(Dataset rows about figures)
• • • •

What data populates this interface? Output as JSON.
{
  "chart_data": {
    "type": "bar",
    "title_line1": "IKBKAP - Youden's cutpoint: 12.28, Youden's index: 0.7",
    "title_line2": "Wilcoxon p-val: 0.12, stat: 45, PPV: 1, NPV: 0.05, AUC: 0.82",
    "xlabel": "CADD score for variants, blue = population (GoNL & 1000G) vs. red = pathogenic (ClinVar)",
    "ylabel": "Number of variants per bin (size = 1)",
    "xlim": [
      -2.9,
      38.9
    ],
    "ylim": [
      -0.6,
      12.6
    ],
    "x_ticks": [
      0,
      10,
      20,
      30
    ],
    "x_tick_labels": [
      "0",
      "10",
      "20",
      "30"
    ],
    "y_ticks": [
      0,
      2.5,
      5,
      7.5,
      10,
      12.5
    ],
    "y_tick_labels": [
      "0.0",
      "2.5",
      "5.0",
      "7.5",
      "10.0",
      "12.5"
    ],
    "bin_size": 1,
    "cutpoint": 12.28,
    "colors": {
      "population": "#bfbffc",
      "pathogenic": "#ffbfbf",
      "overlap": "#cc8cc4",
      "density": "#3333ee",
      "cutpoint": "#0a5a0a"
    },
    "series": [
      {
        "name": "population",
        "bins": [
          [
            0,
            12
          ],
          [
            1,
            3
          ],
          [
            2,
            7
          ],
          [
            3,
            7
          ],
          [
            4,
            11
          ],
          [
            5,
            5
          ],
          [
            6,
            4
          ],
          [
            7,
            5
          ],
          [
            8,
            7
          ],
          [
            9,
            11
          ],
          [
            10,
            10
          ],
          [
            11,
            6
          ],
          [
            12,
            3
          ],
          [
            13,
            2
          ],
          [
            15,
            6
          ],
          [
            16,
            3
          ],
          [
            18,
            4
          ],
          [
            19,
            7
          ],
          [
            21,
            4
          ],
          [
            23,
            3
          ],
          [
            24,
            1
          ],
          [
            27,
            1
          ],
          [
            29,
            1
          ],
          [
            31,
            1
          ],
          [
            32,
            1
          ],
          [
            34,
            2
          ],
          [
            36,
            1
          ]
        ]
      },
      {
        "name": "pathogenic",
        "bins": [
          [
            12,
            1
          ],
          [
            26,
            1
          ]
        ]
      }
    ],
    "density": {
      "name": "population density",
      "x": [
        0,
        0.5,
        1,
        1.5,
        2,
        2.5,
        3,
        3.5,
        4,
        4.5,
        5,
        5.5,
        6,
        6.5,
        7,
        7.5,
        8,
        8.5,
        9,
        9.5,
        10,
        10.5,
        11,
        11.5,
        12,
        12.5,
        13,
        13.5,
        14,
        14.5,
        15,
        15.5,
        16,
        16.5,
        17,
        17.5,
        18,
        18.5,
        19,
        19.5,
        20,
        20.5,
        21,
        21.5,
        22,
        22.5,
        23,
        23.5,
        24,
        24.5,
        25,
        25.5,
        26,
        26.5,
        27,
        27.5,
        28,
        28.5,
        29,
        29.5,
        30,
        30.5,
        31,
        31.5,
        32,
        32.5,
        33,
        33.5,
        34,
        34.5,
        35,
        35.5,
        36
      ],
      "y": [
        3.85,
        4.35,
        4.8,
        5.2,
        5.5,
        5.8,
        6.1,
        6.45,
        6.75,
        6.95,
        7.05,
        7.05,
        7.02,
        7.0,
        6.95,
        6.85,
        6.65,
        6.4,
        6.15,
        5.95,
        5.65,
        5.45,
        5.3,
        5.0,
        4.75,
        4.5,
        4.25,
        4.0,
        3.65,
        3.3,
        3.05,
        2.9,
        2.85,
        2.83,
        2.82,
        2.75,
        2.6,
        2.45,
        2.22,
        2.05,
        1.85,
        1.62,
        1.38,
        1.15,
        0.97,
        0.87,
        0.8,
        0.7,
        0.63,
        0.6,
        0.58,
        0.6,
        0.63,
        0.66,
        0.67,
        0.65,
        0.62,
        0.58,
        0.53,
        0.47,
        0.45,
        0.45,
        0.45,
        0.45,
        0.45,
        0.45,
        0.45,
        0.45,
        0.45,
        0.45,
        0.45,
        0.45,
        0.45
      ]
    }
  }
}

• • • •

Work request - Reproduce every entry above so that each one matches its source exactly.

Result for this exercise -
What data populates this interface? Output as JSON.
{
  "chart_data": {
    "type": "bar",
    "title_line1": "IKBKAP - Youden's cutpoint: 12.28, Youden's index: 0.7",
    "title_line2": "Wilcoxon p-val: 0.12, stat: 45, PPV: 1, NPV: 0.05, AUC: 0.82",
    "xlabel": "CADD score for variants, blue = population (GoNL & 1000G) vs. red = pathogenic (ClinVar)",
    "ylabel": "Number of variants per bin (size = 1)",
    "xlim": [
      -2.9,
      38.9
    ],
    "ylim": [
      -0.6,
      12.6
    ],
    "x_ticks": [
      0,
      10,
      20,
      30
    ],
    "x_tick_labels": [
      "0",
      "10",
      "20",
      "30"
    ],
    "y_ticks": [
      0,
      2.5,
      5,
      7.5,
      10,
      12.5
    ],
    "y_tick_labels": [
      "0.0",
      "2.5",
      "5.0",
      "7.5",
      "10.0",
      "12.5"
    ],
    "bin_size": 1,
    "cutpoint": 12.28,
    "colors": {
      "population": "#bfbffc",
      "pathogenic": "#ffbfbf",
      "overlap": "#cc8cc4",
      "density": "#3333ee",
      "cutpoint": "#0a5a0a"
    },
    "series": [
      {
        "name": "population",
        "bins": [
          [
            0,
            12
          ],
          [
            1,
            3
          ],
          [
            2,
            7
          ],
          [
            3,
            7
          ],
          [
            4,
            11
          ],
          [
            5,
            5
          ],
          [
            6,
            4
          ],
          [
            7,
            5
          ],
          [
            8,
            7
          ],
          [
            9,
            11
          ],
          [
            10,
            10
          ],
          [
            11,
            6
          ],
          [
            12,
            3
          ],
          [
            13,
            2
          ],
          [
            15,
            6
          ],
          [
            16,
            3
          ],
          [
            18,
            4
          ],
          [
            19,
            7
          ],
          [
            21,
            4
          ],
          [
            23,
            3
          ],
          [
            24,
            1
          ],
          [
            27,
            1
          ],
          [
            29,
            1
          ],
          [
            31,
            1
          ],
          [
            32,
            1
          ],
          [
            34,
            2
          ],
          [
            36,
            1
          ]
        ]
      },
      {
        "name": "pathogenic",
        "bins": [
          [
            12,
            1
          ],
          [
            26,
            1
          ]
        ]
      }
    ],
    "density": {
      "name": "population density",
      "x": [
        0,
        0.5,
        1,
        1.5,
        2,
        2.5,
        3,
        3.5,
        4,
        4.5,
        5,
        5.5,
        6,
        6.5,
        7,
        7.5,
        8,
        8.5,
        9,
        9.5,
        10,
        10.5,
        11,
        11.5,
        12,
        12.5,
        13,
        13.5,
        14,
        14.5,
        15,
        15.5,
        16,
        16.5,
        17,
        17.5,
        18,
        18.5,
        19,
        19.5,
        20,
        20.5,
        21,
        21.5,
        22,
        22.5,
        23,
        23.5,
        24,
        24.5,
        25,
        25.5,
        26,
        26.5,
        27,
        27.5,
        28,
        28.5,
        29,
        29.5,
        30,
        30.5,
        31,
        31.5,
        32,
        32.5,
        33,
        33.5,
        34,
        34.5,
        35,
        35.5,
        36
      ],
      "y": [
        3.85,
        4.35,
        4.8,
        5.2,
        5.5,
        5.8,
        6.1,
        6.45,
        6.75,
        6.95,
        7.05,
        7.05,
        7.02,
        7.0,
        6.95,
        6.85,
        6.65,
        6.4,
        6.15,
        5.95,
        5.65,
        5.45,
        5.3,
        5.0,
        4.75,
        4.5,
        4.25,
        4.0,
        3.65,
        3.3,
        3.05,
        2.9,
        2.85,
        2.83,
        2.82,
        2.75,
        2.6,
        2.45,
        2.22,
        2.05,
        1.85,
        1.62,
        1.38,
        1.15,
        0.97,
        0.87,
        0.8,
        0.7,
        0.63,
        0.6,
        0.58,
        0.6,
        0.63,
        0.66,
        0.67,
        0.65,
        0.62,
        0.58,
        0.53,
        0.47,
        0.45,
        0.45,
        0.45,
        0.45,
        0.45,
        0.45,
        0.45,
        0.45,
        0.45,
        0.45,
        0.45,
        0.45,
        0.45
      ]
    }
  }
}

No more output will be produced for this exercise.